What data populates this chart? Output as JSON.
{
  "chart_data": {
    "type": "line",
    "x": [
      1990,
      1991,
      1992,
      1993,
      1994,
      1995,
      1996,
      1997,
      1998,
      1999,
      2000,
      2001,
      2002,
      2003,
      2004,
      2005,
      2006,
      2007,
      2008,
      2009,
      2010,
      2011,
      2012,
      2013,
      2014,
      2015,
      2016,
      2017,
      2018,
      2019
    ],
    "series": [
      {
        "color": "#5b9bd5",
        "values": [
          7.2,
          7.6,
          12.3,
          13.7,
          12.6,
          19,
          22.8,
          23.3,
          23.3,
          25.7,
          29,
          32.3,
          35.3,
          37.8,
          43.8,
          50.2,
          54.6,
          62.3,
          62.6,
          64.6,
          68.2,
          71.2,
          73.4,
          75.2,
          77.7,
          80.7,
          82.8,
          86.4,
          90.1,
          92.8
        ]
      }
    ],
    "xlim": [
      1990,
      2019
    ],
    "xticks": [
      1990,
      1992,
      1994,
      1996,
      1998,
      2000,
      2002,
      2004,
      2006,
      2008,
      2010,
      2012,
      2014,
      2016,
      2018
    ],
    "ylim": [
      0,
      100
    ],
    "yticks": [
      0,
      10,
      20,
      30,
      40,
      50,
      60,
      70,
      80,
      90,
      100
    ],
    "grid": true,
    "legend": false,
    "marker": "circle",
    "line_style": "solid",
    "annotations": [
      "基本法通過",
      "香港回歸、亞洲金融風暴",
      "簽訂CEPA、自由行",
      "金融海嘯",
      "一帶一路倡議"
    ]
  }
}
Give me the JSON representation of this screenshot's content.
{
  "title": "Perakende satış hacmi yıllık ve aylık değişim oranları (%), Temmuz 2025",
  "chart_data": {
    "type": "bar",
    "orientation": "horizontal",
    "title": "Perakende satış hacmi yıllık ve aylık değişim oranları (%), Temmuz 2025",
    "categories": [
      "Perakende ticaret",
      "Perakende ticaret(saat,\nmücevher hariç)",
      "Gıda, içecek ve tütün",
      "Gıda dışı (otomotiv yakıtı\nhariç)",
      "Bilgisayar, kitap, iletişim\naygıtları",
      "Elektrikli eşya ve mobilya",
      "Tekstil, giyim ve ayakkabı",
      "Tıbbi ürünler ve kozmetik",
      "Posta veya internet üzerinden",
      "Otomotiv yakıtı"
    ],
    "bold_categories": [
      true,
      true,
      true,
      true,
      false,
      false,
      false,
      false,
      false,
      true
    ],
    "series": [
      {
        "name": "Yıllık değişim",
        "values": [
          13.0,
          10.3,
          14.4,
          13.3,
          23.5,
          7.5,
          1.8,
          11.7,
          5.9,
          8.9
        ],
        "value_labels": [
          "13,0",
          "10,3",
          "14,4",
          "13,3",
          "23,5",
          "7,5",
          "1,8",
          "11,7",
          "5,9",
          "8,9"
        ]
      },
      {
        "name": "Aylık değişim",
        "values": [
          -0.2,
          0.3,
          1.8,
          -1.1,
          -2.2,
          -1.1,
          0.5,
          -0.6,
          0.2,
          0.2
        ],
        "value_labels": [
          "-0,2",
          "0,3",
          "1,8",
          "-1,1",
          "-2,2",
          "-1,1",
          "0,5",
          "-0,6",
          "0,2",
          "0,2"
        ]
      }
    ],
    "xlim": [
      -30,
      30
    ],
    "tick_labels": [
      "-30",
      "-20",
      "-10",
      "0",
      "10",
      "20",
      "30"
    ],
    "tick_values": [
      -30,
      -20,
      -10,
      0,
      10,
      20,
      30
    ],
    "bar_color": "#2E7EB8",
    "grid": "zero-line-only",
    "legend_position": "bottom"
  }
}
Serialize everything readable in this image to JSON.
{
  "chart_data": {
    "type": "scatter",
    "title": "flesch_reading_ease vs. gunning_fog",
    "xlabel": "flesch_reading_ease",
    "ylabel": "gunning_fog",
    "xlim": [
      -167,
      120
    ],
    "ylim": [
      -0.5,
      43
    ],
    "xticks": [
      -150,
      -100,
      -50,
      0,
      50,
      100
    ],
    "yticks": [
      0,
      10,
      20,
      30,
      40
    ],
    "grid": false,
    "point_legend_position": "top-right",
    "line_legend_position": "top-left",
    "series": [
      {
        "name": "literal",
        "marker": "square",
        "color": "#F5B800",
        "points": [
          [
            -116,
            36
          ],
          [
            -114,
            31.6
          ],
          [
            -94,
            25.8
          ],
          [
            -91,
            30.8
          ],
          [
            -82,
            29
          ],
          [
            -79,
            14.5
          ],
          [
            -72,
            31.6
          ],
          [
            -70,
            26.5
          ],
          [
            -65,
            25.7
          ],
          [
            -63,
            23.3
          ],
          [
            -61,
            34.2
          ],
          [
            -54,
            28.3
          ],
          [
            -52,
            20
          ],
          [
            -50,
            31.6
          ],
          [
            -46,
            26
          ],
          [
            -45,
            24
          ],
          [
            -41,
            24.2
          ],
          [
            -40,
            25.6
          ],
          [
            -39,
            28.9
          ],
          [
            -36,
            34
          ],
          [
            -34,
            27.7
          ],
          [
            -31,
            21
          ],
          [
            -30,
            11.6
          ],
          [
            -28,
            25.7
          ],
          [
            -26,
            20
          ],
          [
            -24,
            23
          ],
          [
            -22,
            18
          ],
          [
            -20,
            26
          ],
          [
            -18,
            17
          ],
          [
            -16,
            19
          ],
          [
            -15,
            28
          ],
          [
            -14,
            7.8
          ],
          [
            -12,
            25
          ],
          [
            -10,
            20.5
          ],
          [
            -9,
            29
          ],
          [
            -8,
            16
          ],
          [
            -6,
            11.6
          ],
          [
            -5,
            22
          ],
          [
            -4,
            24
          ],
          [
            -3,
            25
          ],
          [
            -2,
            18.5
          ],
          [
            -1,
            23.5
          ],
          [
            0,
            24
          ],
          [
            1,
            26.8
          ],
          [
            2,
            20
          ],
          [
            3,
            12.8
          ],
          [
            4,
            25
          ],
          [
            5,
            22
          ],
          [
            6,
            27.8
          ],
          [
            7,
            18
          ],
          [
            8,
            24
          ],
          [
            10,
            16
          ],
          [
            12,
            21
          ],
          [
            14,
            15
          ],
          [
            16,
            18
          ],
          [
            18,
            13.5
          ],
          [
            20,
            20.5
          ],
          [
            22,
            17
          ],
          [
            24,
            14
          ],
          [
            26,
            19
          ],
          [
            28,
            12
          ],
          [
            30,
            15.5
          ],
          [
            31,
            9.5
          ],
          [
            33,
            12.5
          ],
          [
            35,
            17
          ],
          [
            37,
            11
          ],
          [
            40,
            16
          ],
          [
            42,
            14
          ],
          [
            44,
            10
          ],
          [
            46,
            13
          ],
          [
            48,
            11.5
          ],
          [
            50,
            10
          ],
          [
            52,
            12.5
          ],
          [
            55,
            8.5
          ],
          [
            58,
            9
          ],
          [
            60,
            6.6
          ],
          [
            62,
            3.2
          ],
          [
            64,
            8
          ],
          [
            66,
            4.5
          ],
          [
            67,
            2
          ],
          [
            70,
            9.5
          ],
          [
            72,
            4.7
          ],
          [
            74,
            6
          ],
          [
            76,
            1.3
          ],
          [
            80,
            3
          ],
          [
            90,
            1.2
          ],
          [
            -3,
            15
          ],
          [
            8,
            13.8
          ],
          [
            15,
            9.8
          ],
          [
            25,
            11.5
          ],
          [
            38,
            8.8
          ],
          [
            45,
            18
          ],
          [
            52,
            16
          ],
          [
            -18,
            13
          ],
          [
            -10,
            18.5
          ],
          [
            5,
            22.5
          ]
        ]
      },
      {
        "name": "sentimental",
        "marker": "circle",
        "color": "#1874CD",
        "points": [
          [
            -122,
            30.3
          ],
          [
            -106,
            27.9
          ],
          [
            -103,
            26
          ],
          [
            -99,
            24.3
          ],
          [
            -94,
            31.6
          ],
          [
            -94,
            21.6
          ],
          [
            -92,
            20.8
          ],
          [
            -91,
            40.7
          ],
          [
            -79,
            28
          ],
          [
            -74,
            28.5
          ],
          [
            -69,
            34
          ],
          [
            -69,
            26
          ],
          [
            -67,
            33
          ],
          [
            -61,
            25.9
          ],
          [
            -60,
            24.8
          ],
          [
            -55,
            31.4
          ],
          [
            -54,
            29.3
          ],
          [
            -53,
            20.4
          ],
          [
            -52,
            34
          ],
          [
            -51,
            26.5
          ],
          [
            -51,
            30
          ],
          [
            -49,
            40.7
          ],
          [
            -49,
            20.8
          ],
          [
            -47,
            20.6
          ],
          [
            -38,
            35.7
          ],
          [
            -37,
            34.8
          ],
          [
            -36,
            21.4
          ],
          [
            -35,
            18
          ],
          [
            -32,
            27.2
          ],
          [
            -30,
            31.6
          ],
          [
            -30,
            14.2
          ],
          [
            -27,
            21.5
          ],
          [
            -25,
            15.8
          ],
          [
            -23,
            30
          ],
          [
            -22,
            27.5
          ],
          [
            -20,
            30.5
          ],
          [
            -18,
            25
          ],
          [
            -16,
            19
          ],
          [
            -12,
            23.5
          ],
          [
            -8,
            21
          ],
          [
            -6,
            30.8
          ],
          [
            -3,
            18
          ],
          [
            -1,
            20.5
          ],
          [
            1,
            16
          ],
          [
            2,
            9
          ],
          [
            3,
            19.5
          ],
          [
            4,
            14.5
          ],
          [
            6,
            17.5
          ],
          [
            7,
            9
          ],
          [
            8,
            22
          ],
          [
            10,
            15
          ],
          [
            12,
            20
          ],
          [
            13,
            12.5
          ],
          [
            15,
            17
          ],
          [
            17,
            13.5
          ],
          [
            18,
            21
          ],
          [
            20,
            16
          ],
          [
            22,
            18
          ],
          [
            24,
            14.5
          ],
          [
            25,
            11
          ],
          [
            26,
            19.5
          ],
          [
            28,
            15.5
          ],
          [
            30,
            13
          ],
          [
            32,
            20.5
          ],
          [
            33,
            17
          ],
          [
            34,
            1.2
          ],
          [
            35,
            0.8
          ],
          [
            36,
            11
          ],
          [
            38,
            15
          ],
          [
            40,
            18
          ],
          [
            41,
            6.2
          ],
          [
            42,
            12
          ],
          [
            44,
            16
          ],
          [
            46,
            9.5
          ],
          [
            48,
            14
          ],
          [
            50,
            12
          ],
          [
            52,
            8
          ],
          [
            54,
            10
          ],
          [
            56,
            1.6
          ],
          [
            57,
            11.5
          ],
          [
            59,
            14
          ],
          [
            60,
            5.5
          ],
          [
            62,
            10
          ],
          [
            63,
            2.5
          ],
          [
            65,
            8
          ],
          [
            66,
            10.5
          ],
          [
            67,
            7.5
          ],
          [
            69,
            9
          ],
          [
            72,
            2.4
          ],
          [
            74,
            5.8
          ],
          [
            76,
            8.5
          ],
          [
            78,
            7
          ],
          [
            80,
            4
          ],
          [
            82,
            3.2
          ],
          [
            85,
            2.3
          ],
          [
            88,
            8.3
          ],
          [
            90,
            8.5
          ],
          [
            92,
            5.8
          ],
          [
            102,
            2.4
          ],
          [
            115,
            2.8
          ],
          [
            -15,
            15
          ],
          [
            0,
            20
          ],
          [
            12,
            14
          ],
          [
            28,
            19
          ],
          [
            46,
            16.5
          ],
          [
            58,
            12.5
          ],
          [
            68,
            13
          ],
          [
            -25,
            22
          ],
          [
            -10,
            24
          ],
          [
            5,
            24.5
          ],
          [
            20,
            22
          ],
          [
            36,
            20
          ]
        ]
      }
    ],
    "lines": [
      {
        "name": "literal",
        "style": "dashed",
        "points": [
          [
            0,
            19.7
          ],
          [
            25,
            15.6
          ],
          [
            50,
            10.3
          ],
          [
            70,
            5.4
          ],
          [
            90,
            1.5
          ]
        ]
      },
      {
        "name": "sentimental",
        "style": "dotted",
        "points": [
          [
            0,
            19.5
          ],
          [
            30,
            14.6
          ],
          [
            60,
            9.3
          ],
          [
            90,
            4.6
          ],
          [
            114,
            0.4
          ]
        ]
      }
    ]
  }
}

□ □ □ □ □ □ □

The answer should be a single number: the count of lines in the data that include the string "ticaret".

2